══ Material provided ══

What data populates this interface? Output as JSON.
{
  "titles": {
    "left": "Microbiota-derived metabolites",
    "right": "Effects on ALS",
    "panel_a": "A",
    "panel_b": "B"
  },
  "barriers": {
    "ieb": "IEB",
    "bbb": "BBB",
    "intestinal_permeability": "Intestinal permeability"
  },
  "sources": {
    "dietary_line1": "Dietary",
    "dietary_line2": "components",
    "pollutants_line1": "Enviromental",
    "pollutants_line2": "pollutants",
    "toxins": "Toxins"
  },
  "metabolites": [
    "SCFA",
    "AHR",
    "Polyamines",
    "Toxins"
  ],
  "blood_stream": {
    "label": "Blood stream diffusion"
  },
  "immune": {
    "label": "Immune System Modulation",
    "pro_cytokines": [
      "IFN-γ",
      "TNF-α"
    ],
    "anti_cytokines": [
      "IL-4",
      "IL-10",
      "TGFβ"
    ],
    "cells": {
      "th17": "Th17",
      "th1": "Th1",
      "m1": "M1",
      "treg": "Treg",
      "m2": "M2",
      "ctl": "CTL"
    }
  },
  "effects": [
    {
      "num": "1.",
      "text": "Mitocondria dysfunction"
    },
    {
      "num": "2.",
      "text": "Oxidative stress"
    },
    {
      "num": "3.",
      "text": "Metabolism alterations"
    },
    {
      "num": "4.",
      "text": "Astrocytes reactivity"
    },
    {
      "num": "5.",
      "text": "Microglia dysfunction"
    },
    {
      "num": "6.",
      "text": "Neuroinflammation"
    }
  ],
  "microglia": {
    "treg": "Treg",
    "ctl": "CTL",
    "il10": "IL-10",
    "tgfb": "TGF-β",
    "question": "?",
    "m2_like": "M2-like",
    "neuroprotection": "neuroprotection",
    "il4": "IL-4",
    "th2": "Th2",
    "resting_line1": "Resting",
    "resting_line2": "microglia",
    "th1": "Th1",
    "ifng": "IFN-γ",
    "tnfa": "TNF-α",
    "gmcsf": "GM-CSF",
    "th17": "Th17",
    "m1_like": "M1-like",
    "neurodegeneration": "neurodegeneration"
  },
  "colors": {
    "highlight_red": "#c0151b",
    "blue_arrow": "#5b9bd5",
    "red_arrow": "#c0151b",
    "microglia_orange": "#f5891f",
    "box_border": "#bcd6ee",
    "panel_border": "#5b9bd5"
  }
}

═══

### What is being asked
Write every record above out again exactly as it stands.

### Your response
What data populates this interface? Output as JSON.
{
  "titles": {
    "left": "Microbiota-derived metabolites",
    "right": "Effects on ALS",
    "panel_a": "A",
    "panel_b": "B"
  },
  "barriers": {
    "ieb": "IEB",
    "bbb": "BBB",
    "intestinal_permeability": "Intestinal permeability"
  },
  "sources": {
    "dietary_line1": "Dietary",
    "dietary_line2": "components",
    "pollutants_line1": "Enviromental",
    "pollutants_line2": "pollutants",
    "toxins": "Toxins"
  },
  "metabolites": [
    "SCFA",
    "AHR",
    "Polyamines",
    "Toxins"
  ],
  "blood_stream": {
    "label": "Blood stream diffusion"
  },
  "immune": {
    "label": "Immune System Modulation",
    "pro_cytokines": [
      "IFN-γ",
      "TNF-α"
    ],
    "anti_cytokines": [
      "IL-4",
      "IL-10",
      "TGFβ"
    ],
    "cells": {
      "th17": "Th17",
      "th1": "Th1",
      "m1": "M1",
      "treg": "Treg",
      "m2": "M2",
      "ctl": "CTL"
    }
  },
  "effects": [
    {
      "num": "1.",
      "text": "Mitocondria dysfunction"
    },
    {
      "num": "2.",
      "text": "Oxidative stress"
    },
    {
      "num": "3.",
      "text": "Metabolism alterations"
    },
    {
      "num": "4.",
      "text": "Astrocytes reactivity"
    },
    {
      "num": "5.",
      "text": "Microglia dysfunction"
    },
    {
      "num": "6.",
      "text": "Neuroinflammation"
    }
  ],
  "microglia": {
    "treg": "Treg",
    "ctl": "CTL",
    "il10": "IL-10",
    "tgfb": "TGF-β",
    "question": "?",
    "m2_like": "M2-like",
    "neuroprotection": "neuroprotection",
    "il4": "IL-4",
    "th2": "Th2",
    "resting_line1": "Resting",
    "resting_line2": "microglia",
    "th1": "Th1",
    "ifng": "IFN-γ",
    "tnfa": "TNF-α",
    "gmcsf": "GM-CSF",
    "th17": "Th17",
    "m1_like": "M1-like",
    "neurodegeneration": "neurodegeneration"
  },
  "colors": {
    "highlight_red": "#c0151b",
    "blue_arrow": "#5b9bd5",
    "red_arrow": "#c0151b",
    "microglia_orange": "#f5891f",
    "box_border": "#bcd6ee",
    "panel_border": "#5b9bd5"
  }
}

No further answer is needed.